### The exercise
Copy all lines holding the word "JSON" from the entries.
•••
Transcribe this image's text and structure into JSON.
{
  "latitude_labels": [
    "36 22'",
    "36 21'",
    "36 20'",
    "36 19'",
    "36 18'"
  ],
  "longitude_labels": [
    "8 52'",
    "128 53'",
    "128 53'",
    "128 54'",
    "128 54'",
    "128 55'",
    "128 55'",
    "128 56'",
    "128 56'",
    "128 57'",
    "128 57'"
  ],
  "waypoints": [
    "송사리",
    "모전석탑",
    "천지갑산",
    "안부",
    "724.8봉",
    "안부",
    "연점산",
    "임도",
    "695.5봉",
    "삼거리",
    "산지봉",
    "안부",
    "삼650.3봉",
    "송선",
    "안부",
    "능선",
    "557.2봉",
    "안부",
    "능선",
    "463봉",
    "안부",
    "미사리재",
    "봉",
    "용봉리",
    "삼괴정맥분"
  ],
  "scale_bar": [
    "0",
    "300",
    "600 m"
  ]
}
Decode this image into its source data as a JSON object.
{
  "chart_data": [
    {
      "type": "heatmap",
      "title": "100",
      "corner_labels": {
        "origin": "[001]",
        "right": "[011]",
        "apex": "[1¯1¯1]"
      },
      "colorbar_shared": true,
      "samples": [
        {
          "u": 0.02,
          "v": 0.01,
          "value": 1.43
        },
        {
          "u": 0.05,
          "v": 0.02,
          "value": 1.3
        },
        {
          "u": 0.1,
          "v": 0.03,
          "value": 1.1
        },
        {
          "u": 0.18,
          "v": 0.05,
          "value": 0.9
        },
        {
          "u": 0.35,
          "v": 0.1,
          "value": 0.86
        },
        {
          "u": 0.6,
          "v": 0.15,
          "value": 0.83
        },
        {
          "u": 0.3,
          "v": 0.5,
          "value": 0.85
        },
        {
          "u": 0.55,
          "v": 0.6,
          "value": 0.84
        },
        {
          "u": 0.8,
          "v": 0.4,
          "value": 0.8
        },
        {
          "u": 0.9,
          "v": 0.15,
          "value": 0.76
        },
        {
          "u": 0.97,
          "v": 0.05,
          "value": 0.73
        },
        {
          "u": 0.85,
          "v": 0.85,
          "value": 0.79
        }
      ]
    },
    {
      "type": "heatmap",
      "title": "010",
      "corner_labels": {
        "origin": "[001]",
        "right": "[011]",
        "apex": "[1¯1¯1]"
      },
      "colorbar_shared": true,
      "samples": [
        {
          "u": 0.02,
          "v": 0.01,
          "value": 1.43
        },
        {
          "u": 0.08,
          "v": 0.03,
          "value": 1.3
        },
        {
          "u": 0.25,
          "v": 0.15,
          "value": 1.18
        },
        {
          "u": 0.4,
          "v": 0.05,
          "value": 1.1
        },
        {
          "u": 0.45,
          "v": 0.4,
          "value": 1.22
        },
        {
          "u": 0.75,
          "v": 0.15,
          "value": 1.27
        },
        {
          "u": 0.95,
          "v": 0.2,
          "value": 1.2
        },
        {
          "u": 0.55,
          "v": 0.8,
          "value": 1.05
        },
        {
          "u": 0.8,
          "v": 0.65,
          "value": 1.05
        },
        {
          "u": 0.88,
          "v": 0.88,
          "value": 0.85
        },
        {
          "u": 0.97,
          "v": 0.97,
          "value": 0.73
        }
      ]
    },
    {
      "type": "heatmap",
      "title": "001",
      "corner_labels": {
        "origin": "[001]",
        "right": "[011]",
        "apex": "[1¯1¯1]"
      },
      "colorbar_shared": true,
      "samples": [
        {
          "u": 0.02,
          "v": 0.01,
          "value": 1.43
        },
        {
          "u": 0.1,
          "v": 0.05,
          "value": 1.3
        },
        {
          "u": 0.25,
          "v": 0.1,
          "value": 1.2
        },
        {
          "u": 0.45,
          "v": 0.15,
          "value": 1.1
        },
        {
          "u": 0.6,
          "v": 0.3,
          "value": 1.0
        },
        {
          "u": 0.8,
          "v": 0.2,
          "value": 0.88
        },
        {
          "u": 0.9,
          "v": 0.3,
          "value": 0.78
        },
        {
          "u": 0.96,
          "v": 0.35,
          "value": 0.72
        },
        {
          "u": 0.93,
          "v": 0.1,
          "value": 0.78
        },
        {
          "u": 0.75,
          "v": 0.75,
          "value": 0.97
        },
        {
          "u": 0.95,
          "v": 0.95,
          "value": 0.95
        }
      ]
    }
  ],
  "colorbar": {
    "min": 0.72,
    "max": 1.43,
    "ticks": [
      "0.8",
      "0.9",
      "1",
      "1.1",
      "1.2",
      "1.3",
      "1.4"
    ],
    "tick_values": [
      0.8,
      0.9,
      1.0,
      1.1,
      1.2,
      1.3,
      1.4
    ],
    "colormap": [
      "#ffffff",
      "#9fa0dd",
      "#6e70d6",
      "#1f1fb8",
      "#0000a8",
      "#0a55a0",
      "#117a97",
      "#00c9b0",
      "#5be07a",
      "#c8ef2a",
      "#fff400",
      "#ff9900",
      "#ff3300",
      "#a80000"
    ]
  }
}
•••
### Full output
Transcribe this image's text and structure into JSON.
Decode this image into its source data as a JSON object.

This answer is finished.